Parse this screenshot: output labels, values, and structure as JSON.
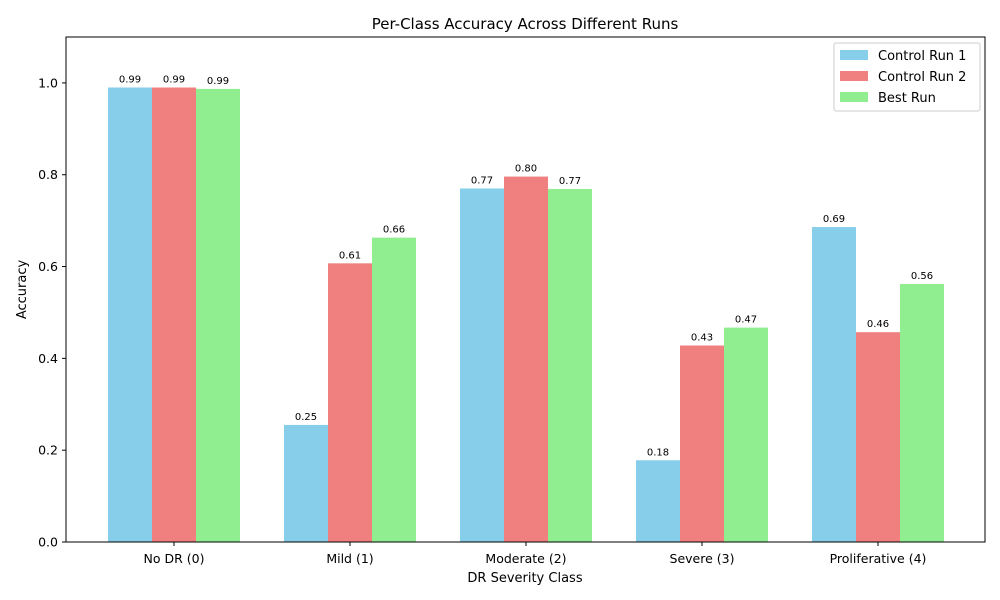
{
  "chart_data": {
    "type": "bar",
    "title": "Per-Class Accuracy Across Different Runs",
    "xlabel": "DR Severity Class",
    "ylabel": "Accuracy",
    "categories": [
      "No DR (0)",
      "Mild (1)",
      "Moderate (2)",
      "Severe (3)",
      "Proliferative (4)"
    ],
    "series": [
      {
        "name": "Control Run 1",
        "color": "#87ceeb",
        "values": [
          0.99,
          0.255,
          0.77,
          0.178,
          0.686
        ],
        "labels": [
          "0.99",
          "0.25",
          "0.77",
          "0.18",
          "0.69"
        ]
      },
      {
        "name": "Control Run 2",
        "color": "#f08080",
        "values": [
          0.99,
          0.607,
          0.796,
          0.428,
          0.457
        ],
        "labels": [
          "0.99",
          "0.61",
          "0.80",
          "0.43",
          "0.46"
        ]
      },
      {
        "name": "Best Run",
        "color": "#90ee90",
        "values": [
          0.987,
          0.663,
          0.769,
          0.467,
          0.562
        ],
        "labels": [
          "0.99",
          "0.66",
          "0.77",
          "0.47",
          "0.56"
        ]
      }
    ],
    "ylim": [
      0,
      1.1
    ],
    "yticks": [
      0.0,
      0.2,
      0.4,
      0.6,
      0.8,
      1.0
    ],
    "ytick_labels": [
      "0.0",
      "0.2",
      "0.4",
      "0.6",
      "0.8",
      "1.0"
    ],
    "grid": false,
    "legend_position": "top-right"
  }
}
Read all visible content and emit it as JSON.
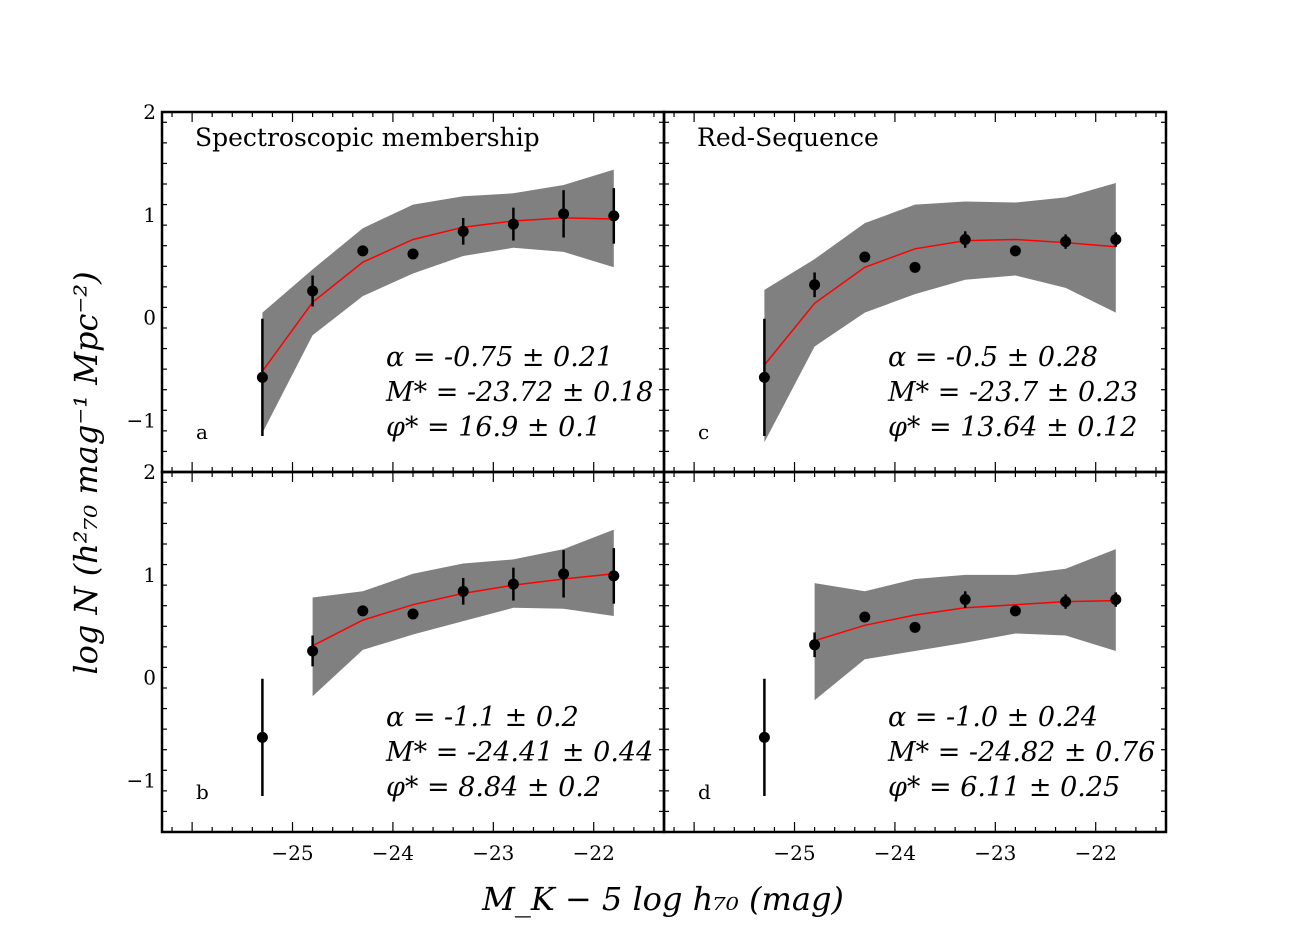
{
  "figure": {
    "xlabel": "M_K − 5 log h₇₀ (mag)",
    "ylabel": "log N (h²₇₀ mag⁻¹ Mpc⁻²)"
  },
  "chart_data": [
    {
      "type": "scatter",
      "panel": "a",
      "title": "Spectroscopic membership",
      "xlim": [
        -26.3,
        -21.3
      ],
      "ylim": [
        -1.5,
        2
      ],
      "xticks": [
        "−25",
        "−24",
        "−23",
        "−22"
      ],
      "yticks": [
        "−1",
        "0",
        "1",
        "2"
      ],
      "points": {
        "x": [
          -25.3,
          -24.8,
          -24.3,
          -23.8,
          -23.3,
          -22.8,
          -22.3,
          -21.8
        ],
        "y": [
          -0.58,
          0.26,
          0.65,
          0.62,
          0.84,
          0.91,
          1.01,
          0.99
        ],
        "yerr": [
          0.57,
          0.15,
          0.0,
          0.0,
          0.13,
          0.16,
          0.23,
          0.27
        ]
      },
      "fit": {
        "x": [
          -25.3,
          -24.8,
          -24.3,
          -23.8,
          -23.3,
          -22.8,
          -22.3,
          -21.8
        ],
        "y": [
          -0.52,
          0.15,
          0.54,
          0.76,
          0.88,
          0.94,
          0.97,
          0.96
        ]
      },
      "band": {
        "x": [
          -25.3,
          -24.8,
          -24.3,
          -23.8,
          -23.3,
          -22.8,
          -22.3,
          -21.8
        ],
        "upper": [
          0.05,
          0.47,
          0.87,
          1.1,
          1.18,
          1.21,
          1.29,
          1.44
        ],
        "lower": [
          -1.12,
          -0.17,
          0.21,
          0.43,
          0.6,
          0.68,
          0.64,
          0.49
        ]
      },
      "annotations": [
        "α = -0.75 ± 0.21",
        "M* = -23.72 ± 0.18",
        "φ* = 16.9 ± 0.1"
      ],
      "colors": {
        "band": "#808080",
        "fit": "#ff0000",
        "points": "#000000"
      }
    },
    {
      "type": "scatter",
      "panel": "c",
      "title": "Red-Sequence",
      "xlim": [
        -26.3,
        -21.3
      ],
      "ylim": [
        -1.5,
        2
      ],
      "xticks": [
        "−25",
        "−24",
        "−23",
        "−22"
      ],
      "yticks": [
        "−1",
        "0",
        "1",
        "2"
      ],
      "points": {
        "x": [
          -25.3,
          -24.8,
          -24.3,
          -23.8,
          -23.3,
          -22.8,
          -22.3,
          -21.8
        ],
        "y": [
          -0.58,
          0.32,
          0.59,
          0.49,
          0.76,
          0.65,
          0.74,
          0.76
        ],
        "yerr": [
          0.57,
          0.12,
          0.0,
          0.0,
          0.08,
          0.0,
          0.07,
          0.07
        ]
      },
      "fit": {
        "x": [
          -25.3,
          -24.8,
          -24.3,
          -23.8,
          -23.3,
          -22.8,
          -22.3,
          -21.8
        ],
        "y": [
          -0.46,
          0.14,
          0.49,
          0.67,
          0.75,
          0.76,
          0.73,
          0.69
        ]
      },
      "band": {
        "x": [
          -25.3,
          -24.8,
          -24.3,
          -23.8,
          -23.3,
          -22.8,
          -22.3,
          -21.8
        ],
        "upper": [
          0.27,
          0.57,
          0.92,
          1.1,
          1.13,
          1.12,
          1.17,
          1.31
        ],
        "lower": [
          -1.21,
          -0.28,
          0.05,
          0.23,
          0.37,
          0.41,
          0.29,
          0.05
        ]
      },
      "annotations": [
        "α = -0.5 ± 0.28",
        "M* = -23.7 ± 0.23",
        "φ* = 13.64 ± 0.12"
      ],
      "colors": {
        "band": "#808080",
        "fit": "#ff0000",
        "points": "#000000"
      }
    },
    {
      "type": "scatter",
      "panel": "b",
      "title": "",
      "xlim": [
        -26.3,
        -21.3
      ],
      "ylim": [
        -1.5,
        2
      ],
      "xticks": [
        "−25",
        "−24",
        "−23",
        "−22"
      ],
      "yticks": [
        "−1",
        "0",
        "1",
        "2"
      ],
      "points": {
        "x": [
          -25.3,
          -24.8,
          -24.3,
          -23.8,
          -23.3,
          -22.8,
          -22.3,
          -21.8
        ],
        "y": [
          -0.58,
          0.26,
          0.65,
          0.62,
          0.84,
          0.91,
          1.01,
          0.99
        ],
        "yerr": [
          0.57,
          0.15,
          0.0,
          0.0,
          0.13,
          0.16,
          0.23,
          0.27
        ]
      },
      "fit": {
        "x": [
          -24.8,
          -24.3,
          -23.8,
          -23.3,
          -22.8,
          -22.3,
          -21.8
        ],
        "y": [
          0.31,
          0.56,
          0.71,
          0.82,
          0.9,
          0.96,
          1.01
        ]
      },
      "band": {
        "x": [
          -24.8,
          -24.3,
          -23.8,
          -23.3,
          -22.8,
          -22.3,
          -21.8
        ],
        "upper": [
          0.78,
          0.84,
          1.01,
          1.11,
          1.15,
          1.25,
          1.44
        ],
        "lower": [
          -0.18,
          0.27,
          0.42,
          0.55,
          0.68,
          0.67,
          0.6
        ]
      },
      "annotations": [
        "α = -1.1 ± 0.2",
        "M* = -24.41 ± 0.44",
        "φ* = 8.84 ± 0.2"
      ],
      "colors": {
        "band": "#808080",
        "fit": "#ff0000",
        "points": "#000000"
      }
    },
    {
      "type": "scatter",
      "panel": "d",
      "title": "",
      "xlim": [
        -26.3,
        -21.3
      ],
      "ylim": [
        -1.5,
        2
      ],
      "xticks": [
        "−25",
        "−24",
        "−23",
        "−22"
      ],
      "yticks": [
        "−1",
        "0",
        "1",
        "2"
      ],
      "points": {
        "x": [
          -25.3,
          -24.8,
          -24.3,
          -23.8,
          -23.3,
          -22.8,
          -22.3,
          -21.8
        ],
        "y": [
          -0.58,
          0.32,
          0.59,
          0.49,
          0.76,
          0.65,
          0.74,
          0.76
        ],
        "yerr": [
          0.57,
          0.12,
          0.0,
          0.0,
          0.08,
          0.0,
          0.07,
          0.07
        ]
      },
      "fit": {
        "x": [
          -24.8,
          -24.3,
          -23.8,
          -23.3,
          -22.8,
          -22.3,
          -21.8
        ],
        "y": [
          0.36,
          0.51,
          0.61,
          0.68,
          0.71,
          0.74,
          0.75
        ]
      },
      "band": {
        "x": [
          -24.8,
          -24.3,
          -23.8,
          -23.3,
          -22.8,
          -22.3,
          -21.8
        ],
        "upper": [
          0.92,
          0.84,
          0.96,
          1.0,
          1.0,
          1.06,
          1.25
        ],
        "lower": [
          -0.22,
          0.18,
          0.26,
          0.34,
          0.43,
          0.41,
          0.26
        ]
      },
      "annotations": [
        "α = -1.0 ± 0.24",
        "M* = -24.82 ± 0.76",
        "φ* = 6.11 ± 0.25"
      ],
      "colors": {
        "band": "#808080",
        "fit": "#ff0000",
        "points": "#000000"
      }
    }
  ]
}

- [DIRECTIONS]
Look through the data and gather every line with the string "Class" in it.

- [REPLY TO THE TASK]
    "title": "Per-Class Accuracy Across Different Runs",
    "xlabel": "DR Severity Class",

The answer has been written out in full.